[Source records]
- - -

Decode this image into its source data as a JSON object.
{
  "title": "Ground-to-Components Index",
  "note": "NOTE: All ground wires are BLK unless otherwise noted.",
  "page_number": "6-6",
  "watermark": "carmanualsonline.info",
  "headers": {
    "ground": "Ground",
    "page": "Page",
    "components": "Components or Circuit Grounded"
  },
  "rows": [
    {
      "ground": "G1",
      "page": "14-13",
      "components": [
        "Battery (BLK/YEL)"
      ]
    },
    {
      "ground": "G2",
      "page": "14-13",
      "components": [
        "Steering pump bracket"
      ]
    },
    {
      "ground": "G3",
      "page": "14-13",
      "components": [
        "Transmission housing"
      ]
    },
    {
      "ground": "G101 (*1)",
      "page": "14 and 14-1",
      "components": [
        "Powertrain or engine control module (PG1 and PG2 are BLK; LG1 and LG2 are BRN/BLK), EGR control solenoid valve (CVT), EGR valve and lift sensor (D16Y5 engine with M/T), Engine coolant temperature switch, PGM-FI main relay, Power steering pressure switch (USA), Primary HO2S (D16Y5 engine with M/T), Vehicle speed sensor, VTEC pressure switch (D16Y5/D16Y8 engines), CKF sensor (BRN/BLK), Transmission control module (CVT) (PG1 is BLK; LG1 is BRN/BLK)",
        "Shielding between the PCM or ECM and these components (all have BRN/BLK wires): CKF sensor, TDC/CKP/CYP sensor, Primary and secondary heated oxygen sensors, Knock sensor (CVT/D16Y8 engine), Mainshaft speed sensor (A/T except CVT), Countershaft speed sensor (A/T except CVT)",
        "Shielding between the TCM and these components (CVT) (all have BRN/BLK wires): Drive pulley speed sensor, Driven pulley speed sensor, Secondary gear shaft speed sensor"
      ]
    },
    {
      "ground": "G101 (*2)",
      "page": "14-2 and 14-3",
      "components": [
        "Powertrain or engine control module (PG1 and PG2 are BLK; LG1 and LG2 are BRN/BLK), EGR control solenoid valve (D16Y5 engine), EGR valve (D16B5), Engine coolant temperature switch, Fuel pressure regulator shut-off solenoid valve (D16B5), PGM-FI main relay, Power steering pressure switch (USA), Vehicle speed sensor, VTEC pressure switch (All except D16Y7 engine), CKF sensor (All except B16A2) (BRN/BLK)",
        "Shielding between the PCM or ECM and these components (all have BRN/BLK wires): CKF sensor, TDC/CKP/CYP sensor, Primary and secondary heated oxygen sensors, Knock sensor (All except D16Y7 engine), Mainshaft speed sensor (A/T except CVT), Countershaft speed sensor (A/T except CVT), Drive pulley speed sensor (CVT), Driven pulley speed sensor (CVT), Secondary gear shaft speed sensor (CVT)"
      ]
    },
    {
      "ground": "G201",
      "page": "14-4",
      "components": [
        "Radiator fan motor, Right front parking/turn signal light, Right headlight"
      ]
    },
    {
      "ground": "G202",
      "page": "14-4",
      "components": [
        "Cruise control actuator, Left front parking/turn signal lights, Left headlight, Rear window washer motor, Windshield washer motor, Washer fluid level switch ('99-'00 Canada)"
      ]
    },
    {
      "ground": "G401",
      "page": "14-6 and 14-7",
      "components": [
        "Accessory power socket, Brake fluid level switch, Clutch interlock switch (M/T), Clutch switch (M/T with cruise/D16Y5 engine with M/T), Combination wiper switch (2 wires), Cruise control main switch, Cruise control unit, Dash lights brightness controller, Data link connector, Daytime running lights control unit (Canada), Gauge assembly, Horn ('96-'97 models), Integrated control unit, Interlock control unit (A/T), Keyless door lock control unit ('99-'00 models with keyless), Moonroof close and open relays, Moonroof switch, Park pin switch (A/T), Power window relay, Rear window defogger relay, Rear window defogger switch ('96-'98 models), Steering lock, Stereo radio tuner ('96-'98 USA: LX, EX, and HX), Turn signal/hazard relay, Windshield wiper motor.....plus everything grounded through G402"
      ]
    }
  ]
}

- - -

= TO BE DONE =
Count the lines above that contain the word "front". Give only the number.

= TASK OUTPUT =
2